• **GIVEN INFORMATION**

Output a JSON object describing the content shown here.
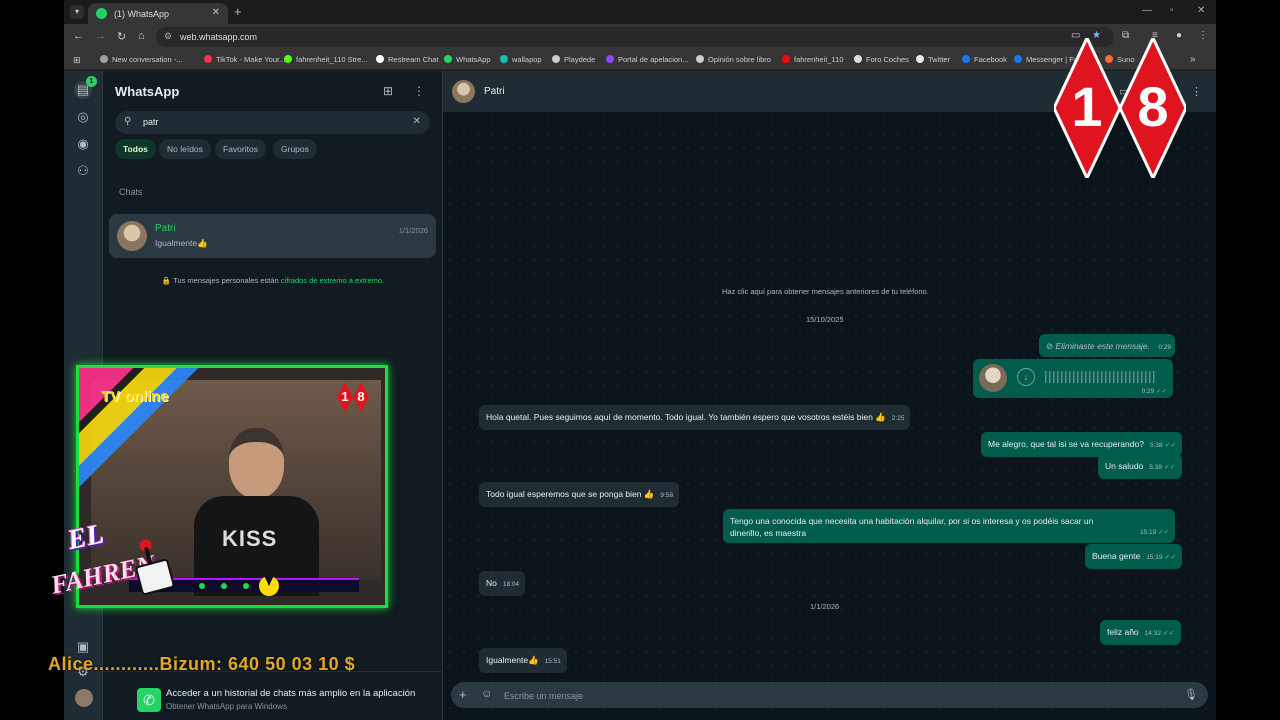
{
  "browser": {
    "tab_title": "(1) WhatsApp",
    "url": "web.whatsapp.com",
    "bookmarks": [
      {
        "label": "New conversation -...",
        "color": "#9aa0a6"
      },
      {
        "label": "TikTok - Make Your...",
        "color": "#ff2f55"
      },
      {
        "label": "fahrenheit_110 Stre...",
        "color": "#53fc18"
      },
      {
        "label": "Restream Chat",
        "color": "#ffffff"
      },
      {
        "label": "WhatsApp",
        "color": "#25d366"
      },
      {
        "label": "wallapop",
        "color": "#13c1ac"
      },
      {
        "label": "Playdede",
        "color": "#cccccc"
      },
      {
        "label": "Portal de apelacion...",
        "color": "#9146ff"
      },
      {
        "label": "Opinión sobre libro",
        "color": "#cccccc"
      },
      {
        "label": "fahrenheit_110",
        "color": "#ff0000"
      },
      {
        "label": "Foro Coches",
        "color": "#dddddd"
      },
      {
        "label": "Twitter",
        "color": "#e7e9ea"
      },
      {
        "label": "Facebook",
        "color": "#1877f2"
      },
      {
        "label": "Messenger | Fa",
        "color": "#1877f2"
      },
      {
        "label": "Suno",
        "color": "#ff6b35"
      }
    ]
  },
  "rail": {
    "badge": "1"
  },
  "sidebar": {
    "title": "WhatsApp",
    "search_value": "patr",
    "filters": [
      "Todos",
      "No leídos",
      "Favoritos",
      "Grupos"
    ],
    "section_label": "Chats",
    "chat": {
      "name": "Patri",
      "preview": "Igualmente👍",
      "date": "1/1/2026"
    },
    "e2e_text": "Tus mensajes personales están ",
    "e2e_link": "cifrados de extremo a extremo.",
    "banner_title": "Acceder a un historial de chats más amplio en la aplicación",
    "banner_sub": "Obtener WhatsApp para Windows"
  },
  "chat": {
    "contact": "Patri",
    "older_hint": "Haz clic aquí para obtener mensajes anteriores de tu teléfono.",
    "date1": "15/10/2025",
    "date2": "1/1/2026",
    "deleted": {
      "text": "Eliminaste este mensaje.",
      "time": "0:29"
    },
    "voice_time": "0:29",
    "messages": [
      {
        "text": "Hola quetal. Pues seguimos aquí de momento. Todo igual. Yo también espero que vosotros estéis bien 👍",
        "time": "2:25"
      },
      {
        "text": "Me alegro, que tal isi se va recuperando?",
        "time": "5:38"
      },
      {
        "text": "Un saludo",
        "time": "5:38"
      },
      {
        "text": "Todo igual esperemos que se ponga bien 👍",
        "time": "9:58"
      },
      {
        "text": "Tengo una conocida que necesita una habitación alquilar, por si os interesa y os podéis sacar un dinerillo, es maestra",
        "time": "15:19"
      },
      {
        "text": "Buena gente",
        "time": "15:19"
      },
      {
        "text": "No",
        "time": "18:04"
      },
      {
        "text": "feliz año",
        "time": "14:32"
      },
      {
        "text": "Igualmente👍",
        "time": "15:51"
      }
    ],
    "composer_placeholder": "Escribe un mensaje"
  },
  "overlay": {
    "rating_digits": [
      "1",
      "8"
    ],
    "tv_label_a": "TV",
    "tv_label_b": "online",
    "brand_line1": "EL",
    "brand_line2": "FAHREN",
    "shirt_text": "KISS",
    "ticker": "Alice............Bizum: 640 50 03 10 $"
  }
}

• **THE REQUEST**
Which lines contain the word "mensajes"? Return each of them.

• **CORRECT RESULT**
    "e2e_text": "Tus mensajes personales están ",
    "older_hint": "Haz clic aquí para obtener mensajes anteriores de tu teléfono.",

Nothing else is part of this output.